(Dataset entries on figures)
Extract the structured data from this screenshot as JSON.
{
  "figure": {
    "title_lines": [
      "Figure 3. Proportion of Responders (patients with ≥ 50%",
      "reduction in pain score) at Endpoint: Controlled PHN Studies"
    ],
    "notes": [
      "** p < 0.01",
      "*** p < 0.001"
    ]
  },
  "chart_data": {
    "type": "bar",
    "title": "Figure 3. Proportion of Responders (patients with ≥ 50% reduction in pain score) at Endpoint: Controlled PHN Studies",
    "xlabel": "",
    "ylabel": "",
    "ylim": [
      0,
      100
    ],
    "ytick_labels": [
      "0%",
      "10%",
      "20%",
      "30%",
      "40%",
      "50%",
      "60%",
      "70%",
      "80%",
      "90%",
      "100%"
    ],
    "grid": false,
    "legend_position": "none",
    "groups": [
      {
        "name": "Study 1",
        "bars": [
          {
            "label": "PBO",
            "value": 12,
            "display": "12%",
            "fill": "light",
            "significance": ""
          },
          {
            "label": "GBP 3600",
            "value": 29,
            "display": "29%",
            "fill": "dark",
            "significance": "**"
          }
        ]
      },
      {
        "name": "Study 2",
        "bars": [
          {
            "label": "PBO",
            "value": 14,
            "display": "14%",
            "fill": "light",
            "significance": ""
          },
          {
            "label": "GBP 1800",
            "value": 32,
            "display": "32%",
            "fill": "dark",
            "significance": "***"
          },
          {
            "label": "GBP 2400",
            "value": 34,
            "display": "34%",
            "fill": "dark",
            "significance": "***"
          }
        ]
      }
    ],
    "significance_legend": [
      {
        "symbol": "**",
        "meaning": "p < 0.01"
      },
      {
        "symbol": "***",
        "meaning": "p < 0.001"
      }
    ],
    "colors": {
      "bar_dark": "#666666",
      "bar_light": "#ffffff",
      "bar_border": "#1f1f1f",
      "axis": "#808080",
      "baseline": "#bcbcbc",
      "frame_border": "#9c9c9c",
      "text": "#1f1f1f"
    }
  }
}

==

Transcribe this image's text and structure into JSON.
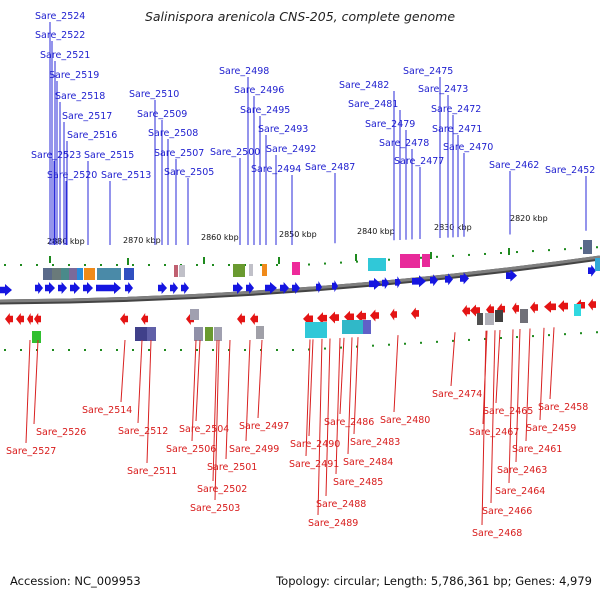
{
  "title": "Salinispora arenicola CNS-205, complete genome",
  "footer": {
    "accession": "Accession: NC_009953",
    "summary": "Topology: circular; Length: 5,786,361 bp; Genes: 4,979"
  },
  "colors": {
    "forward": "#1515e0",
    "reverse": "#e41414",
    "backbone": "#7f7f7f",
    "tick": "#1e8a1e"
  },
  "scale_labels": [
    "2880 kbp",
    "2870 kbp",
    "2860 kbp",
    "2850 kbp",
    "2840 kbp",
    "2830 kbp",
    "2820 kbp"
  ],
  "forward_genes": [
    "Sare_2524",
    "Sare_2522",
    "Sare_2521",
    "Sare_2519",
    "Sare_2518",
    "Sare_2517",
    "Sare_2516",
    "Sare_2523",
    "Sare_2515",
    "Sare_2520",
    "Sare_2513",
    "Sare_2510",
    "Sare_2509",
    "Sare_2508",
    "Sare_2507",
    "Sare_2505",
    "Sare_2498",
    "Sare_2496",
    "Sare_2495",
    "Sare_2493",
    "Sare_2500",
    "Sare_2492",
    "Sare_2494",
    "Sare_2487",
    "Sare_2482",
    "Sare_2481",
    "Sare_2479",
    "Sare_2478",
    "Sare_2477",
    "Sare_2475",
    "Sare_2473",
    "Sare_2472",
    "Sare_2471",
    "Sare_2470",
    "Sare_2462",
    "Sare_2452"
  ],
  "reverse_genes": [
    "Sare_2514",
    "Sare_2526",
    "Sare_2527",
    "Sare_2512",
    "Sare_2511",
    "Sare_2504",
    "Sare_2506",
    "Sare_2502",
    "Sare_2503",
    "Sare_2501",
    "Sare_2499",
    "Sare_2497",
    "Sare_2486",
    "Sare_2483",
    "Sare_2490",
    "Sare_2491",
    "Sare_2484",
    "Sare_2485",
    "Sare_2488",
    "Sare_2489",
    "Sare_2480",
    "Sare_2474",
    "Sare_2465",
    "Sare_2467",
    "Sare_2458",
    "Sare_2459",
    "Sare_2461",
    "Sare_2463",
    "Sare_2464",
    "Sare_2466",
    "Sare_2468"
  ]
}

* * *

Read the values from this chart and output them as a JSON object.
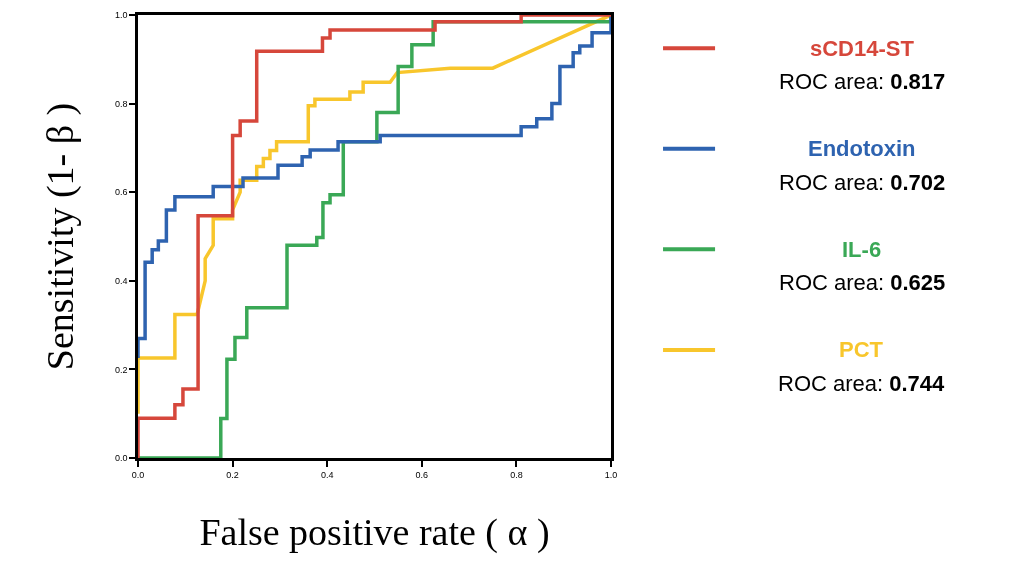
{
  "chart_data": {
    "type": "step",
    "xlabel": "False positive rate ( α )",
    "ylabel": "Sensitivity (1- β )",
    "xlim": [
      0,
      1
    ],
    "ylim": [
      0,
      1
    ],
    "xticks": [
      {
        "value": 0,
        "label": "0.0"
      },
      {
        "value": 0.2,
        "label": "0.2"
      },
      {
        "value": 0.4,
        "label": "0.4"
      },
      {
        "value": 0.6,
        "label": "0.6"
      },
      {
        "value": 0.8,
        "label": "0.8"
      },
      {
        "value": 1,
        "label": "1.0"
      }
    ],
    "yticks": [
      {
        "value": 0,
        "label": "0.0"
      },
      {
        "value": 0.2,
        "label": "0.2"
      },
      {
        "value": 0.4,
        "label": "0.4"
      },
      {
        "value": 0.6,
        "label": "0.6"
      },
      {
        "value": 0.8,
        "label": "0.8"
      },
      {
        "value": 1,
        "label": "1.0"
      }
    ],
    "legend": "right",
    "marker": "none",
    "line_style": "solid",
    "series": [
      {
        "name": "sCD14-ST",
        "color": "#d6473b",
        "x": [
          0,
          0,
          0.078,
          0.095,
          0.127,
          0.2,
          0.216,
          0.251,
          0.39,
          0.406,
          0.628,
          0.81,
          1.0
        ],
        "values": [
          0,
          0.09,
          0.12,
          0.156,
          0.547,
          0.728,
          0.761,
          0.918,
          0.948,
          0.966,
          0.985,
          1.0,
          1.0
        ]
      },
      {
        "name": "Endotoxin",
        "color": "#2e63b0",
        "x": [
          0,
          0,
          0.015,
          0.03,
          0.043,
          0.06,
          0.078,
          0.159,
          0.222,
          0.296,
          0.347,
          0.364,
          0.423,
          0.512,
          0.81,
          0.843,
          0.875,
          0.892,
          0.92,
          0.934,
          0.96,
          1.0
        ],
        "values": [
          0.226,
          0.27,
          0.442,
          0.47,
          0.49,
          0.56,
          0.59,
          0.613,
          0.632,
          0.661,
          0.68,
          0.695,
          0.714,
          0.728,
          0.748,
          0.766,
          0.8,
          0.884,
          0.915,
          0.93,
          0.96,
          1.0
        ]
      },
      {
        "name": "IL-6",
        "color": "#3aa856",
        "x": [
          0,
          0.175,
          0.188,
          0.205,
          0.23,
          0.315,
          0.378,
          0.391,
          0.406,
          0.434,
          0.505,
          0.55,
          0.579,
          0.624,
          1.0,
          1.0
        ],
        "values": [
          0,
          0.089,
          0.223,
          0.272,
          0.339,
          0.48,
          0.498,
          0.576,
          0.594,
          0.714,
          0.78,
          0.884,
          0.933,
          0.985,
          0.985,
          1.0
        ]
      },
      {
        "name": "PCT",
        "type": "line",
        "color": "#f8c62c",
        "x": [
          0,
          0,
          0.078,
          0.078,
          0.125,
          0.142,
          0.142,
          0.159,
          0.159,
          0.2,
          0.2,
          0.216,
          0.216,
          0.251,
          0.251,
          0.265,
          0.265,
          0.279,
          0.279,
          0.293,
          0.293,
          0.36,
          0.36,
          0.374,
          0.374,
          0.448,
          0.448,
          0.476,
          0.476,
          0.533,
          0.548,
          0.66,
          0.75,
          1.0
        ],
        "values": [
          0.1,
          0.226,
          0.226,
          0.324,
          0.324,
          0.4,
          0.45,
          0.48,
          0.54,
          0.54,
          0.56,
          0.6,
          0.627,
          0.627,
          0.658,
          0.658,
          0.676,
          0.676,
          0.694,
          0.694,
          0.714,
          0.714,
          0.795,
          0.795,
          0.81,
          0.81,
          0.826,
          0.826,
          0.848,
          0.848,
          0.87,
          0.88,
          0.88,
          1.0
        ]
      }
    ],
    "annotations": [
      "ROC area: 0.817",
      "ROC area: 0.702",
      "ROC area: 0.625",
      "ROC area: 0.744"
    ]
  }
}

## INSTRUCTIONS FOR THE TASK
Copy out every line of the records that the string "Proportion" appears in.

## TASK ANSWER
      "Figure 3. Proportion of Responders (patients with ≥ 50%",
    "title": "Figure 3. Proportion of Responders (patients with ≥ 50% reduction in pain score) at Endpoint: Controlled PHN Studies",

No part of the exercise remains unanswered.